> **Исходный отрывок**:
● ● ●

Даже я, собрав архивные и свидетельские показания, попросил колхоз вернуть мне дом прадеда. Сперва чуть не «вылетел» из партии, а потом прошло время и наш дом – корень просто разрушился… Сегодня на той территории – маслобойка.
Во всех этих хаосных процессах, к сожалению, больше было чьих – то личных устремлений _и корыстных интересов, а не заботы о стране, народе, власти, государстве. Начинался период болтовни и грабежа.
В июне 1990 года, в разгар парада «суверенитетов» произошло знаменательное событие в жизни российского казачества – на первом учредительном Круге был создан Союз Казаков России, завершивший большую подготовительную работу по возрождению казачества, проведенную в местах традиционного расселения казаков (Дон, Кубань, Терек, Запорожье и т. д.).
Конечно, мы, в Приднестровье, об этом тоже узнали, в некоторых местах (Дубоссары, Бендеры) начали создаваться первичные казачьи объединения, т. е. здесь именно инициатива шла «снизу», в отличие от многих нынешних политических партий, где инициатива, как правило, идет «сверху». Поэтому и партия вроде бы есть, да членов у неё раз, два и обчелся.
А у возрождающегося казачества, сама идея воссоздания шла от потомков казаков и сочувствующих. Я в начале сказал, что в какой – то мере «не было бы счастья…» В применению к возрождению казачества в Приднестровье, это означает, что если в традиционных «казачьих» регионах, шло восстановление разрушенного веками сложившегося казачьего образа жизни, причем внутри признанного государства, то нас подтолкнула к этому беда, беда, до которой в 1990 и 1991 годах, даже при существующем формально Союзе, уже никому не было дела.
Ситуацию подталкивала ошибочная «национальная кадровая политика», культивируемая на территории Молдавской ССР в то время, прямое национальное давление на всех уровнях, неуважение к мнению сотен тысяч «некоренных» людей и обострение политической обстановки, особенно после принятия в августе 1991 гола парламентом Республики Молдова «Декларации о независимости». При еще существующем Союзе ССР! К концу 1991 года националистические тенденции в Молдове на фоне распада Союза, чаще стали приобретать все более агрессивный характер.

● ● ●

> **Приведённые сведения**:

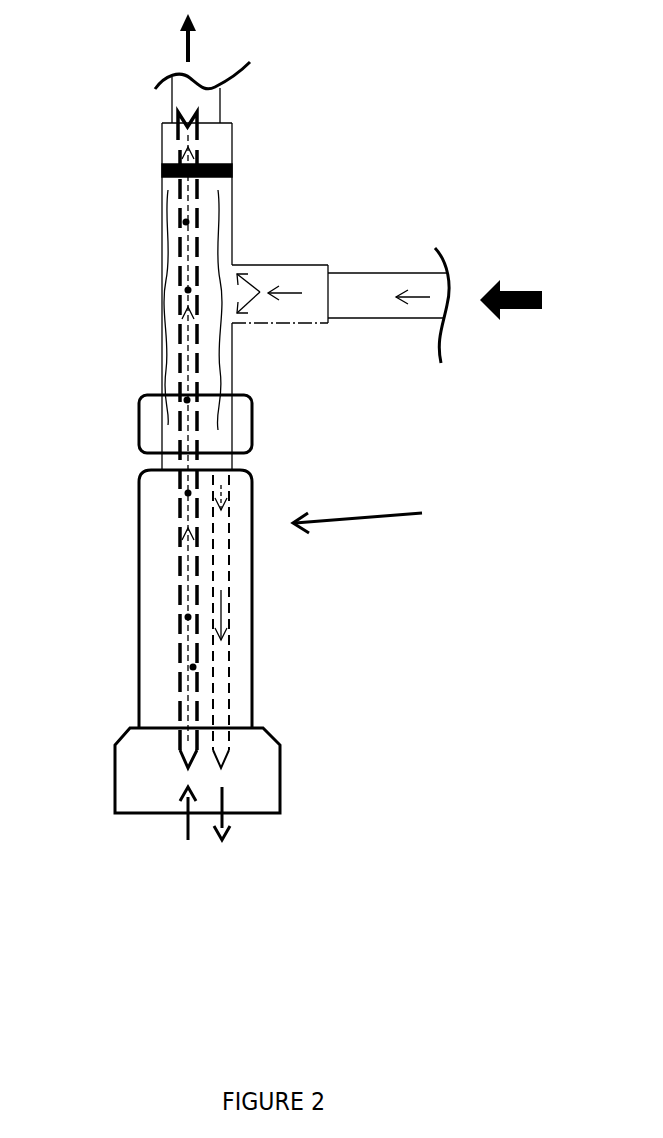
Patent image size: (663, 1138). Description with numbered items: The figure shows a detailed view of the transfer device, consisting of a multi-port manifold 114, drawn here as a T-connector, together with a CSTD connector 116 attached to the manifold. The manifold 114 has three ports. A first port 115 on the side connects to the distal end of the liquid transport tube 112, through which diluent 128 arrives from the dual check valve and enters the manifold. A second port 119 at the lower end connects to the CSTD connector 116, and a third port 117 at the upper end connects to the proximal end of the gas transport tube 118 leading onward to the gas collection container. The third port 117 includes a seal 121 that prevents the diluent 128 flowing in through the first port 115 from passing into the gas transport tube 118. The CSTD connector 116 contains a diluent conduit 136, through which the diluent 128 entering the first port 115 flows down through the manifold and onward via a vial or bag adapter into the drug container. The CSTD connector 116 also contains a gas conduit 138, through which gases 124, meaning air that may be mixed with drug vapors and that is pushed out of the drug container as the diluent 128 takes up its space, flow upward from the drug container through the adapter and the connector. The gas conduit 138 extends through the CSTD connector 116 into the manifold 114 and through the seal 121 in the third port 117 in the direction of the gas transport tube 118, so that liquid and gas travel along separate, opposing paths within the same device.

● ● ●

> **Задание**:
Ответьте на вопросы по отрывку о возрождении казачества:
(a) Когда и на каком собрании был создан Союз Казаков России?
(b) В каких местах Приднестровья начали создаваться первичные казачьи объединения?
(c) Что сегодня находится на территории, где стоял дом прадеда?
Строки для выполнения не нужны.

> **Решение упражнения**:
(a) В июне 1990 года, на первом учредительном Круге.
(b) В Дубоссарах и Бендерах.
(c) Маслобойка.